━━ Data provided ━━

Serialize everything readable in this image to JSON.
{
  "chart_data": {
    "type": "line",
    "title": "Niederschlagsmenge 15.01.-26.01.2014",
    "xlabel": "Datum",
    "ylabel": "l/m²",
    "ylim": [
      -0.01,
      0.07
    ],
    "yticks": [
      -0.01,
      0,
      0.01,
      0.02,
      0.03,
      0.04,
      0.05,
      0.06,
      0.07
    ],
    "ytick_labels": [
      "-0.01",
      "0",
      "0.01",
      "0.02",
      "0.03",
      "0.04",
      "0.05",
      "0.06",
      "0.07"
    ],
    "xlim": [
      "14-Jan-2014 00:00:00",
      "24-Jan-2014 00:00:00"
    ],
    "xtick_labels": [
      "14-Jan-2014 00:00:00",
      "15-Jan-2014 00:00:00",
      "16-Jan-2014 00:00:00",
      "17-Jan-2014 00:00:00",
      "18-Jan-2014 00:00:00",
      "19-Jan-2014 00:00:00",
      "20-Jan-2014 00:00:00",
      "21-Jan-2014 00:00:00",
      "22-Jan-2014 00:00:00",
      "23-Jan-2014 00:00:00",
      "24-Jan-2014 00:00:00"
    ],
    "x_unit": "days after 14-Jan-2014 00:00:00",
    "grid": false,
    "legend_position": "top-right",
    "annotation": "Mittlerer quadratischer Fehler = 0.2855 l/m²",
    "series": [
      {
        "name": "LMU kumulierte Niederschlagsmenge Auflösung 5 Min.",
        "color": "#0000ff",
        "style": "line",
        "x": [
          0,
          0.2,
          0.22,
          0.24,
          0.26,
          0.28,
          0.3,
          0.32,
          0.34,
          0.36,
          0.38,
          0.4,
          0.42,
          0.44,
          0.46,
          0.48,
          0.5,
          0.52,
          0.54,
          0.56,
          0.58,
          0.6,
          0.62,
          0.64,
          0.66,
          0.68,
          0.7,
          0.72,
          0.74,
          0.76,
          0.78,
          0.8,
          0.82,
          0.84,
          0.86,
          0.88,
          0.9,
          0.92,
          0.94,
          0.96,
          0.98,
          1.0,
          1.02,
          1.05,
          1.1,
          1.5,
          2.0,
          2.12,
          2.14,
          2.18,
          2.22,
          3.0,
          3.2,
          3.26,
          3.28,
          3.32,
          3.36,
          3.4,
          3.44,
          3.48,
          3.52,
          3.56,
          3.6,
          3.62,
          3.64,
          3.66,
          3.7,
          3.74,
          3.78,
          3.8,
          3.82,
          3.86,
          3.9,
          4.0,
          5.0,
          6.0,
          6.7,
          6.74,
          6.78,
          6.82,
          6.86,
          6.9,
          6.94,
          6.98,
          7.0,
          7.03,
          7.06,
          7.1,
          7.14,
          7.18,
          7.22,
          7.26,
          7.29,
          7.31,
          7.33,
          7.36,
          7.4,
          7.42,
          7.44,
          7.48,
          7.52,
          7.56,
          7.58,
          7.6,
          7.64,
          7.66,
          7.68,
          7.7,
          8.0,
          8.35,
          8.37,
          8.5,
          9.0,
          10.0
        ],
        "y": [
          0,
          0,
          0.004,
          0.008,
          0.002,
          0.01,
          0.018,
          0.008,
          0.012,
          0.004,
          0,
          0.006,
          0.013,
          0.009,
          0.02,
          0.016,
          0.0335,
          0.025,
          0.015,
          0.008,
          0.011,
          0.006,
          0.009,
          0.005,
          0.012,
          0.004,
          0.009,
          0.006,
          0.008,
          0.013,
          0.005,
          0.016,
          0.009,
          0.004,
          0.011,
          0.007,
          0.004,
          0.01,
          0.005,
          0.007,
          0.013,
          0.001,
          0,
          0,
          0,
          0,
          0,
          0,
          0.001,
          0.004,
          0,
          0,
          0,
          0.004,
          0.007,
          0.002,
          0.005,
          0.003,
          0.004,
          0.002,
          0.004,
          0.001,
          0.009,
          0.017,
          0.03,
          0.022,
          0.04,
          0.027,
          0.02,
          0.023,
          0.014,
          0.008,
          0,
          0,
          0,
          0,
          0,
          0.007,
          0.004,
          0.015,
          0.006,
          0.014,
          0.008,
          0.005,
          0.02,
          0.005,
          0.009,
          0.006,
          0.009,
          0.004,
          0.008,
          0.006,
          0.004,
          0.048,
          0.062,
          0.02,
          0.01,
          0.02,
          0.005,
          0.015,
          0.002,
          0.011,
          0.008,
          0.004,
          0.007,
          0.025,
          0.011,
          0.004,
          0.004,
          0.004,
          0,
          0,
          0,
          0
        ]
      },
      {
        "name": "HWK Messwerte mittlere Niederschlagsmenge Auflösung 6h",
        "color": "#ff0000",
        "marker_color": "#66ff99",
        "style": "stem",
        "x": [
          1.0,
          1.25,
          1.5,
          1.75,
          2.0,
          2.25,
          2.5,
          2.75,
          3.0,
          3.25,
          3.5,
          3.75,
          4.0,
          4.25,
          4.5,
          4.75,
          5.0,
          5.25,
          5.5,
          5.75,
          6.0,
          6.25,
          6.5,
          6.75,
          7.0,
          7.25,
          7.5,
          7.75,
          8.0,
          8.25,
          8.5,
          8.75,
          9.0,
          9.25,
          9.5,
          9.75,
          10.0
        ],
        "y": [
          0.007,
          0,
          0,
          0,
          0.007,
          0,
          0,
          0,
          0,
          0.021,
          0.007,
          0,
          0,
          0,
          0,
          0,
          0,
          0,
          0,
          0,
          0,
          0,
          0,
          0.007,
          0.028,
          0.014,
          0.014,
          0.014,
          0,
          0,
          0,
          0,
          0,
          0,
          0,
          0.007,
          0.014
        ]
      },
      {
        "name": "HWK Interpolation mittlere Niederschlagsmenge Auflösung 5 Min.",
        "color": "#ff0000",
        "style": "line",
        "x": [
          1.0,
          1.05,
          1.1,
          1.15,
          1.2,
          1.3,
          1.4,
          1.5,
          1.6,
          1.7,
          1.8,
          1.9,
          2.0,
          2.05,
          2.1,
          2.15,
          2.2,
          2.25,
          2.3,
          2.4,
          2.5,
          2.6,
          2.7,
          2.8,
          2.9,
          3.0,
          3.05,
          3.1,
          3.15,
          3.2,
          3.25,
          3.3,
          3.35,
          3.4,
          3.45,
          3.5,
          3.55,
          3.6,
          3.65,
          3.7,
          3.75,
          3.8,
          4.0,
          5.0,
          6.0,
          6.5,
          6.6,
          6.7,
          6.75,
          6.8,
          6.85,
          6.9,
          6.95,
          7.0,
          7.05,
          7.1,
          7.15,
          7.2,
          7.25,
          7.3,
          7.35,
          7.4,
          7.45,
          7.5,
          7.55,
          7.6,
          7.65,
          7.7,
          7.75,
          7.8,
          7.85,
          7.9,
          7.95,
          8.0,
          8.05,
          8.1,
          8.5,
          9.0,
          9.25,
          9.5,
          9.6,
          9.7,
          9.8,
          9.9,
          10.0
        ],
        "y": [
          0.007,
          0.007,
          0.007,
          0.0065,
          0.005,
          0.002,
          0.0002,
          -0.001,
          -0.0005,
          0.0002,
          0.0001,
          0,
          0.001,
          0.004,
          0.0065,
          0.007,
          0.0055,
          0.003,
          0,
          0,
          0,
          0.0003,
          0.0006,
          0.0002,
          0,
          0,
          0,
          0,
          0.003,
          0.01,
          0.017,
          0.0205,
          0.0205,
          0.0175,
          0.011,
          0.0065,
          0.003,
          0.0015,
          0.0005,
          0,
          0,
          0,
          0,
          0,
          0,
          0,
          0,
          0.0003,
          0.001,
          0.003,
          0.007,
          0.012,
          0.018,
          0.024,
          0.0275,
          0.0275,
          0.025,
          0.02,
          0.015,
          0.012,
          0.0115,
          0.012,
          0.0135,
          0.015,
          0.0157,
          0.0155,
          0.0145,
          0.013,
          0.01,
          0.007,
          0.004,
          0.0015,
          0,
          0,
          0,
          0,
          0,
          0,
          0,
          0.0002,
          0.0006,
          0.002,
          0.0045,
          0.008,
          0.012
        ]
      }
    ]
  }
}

━━━

Short exercise
Copy and report every line where the word "Auflösung" is present.

Exercise answer
        "name": "LMU kumulierte Niederschlagsmenge Auflösung 5 Min.",
        "name": "HWK Messwerte mittlere Niederschlagsmenge Auflösung 6h",
        "name": "HWK Interpolation mittlere Niederschlagsmenge Auflösung 5 Min.",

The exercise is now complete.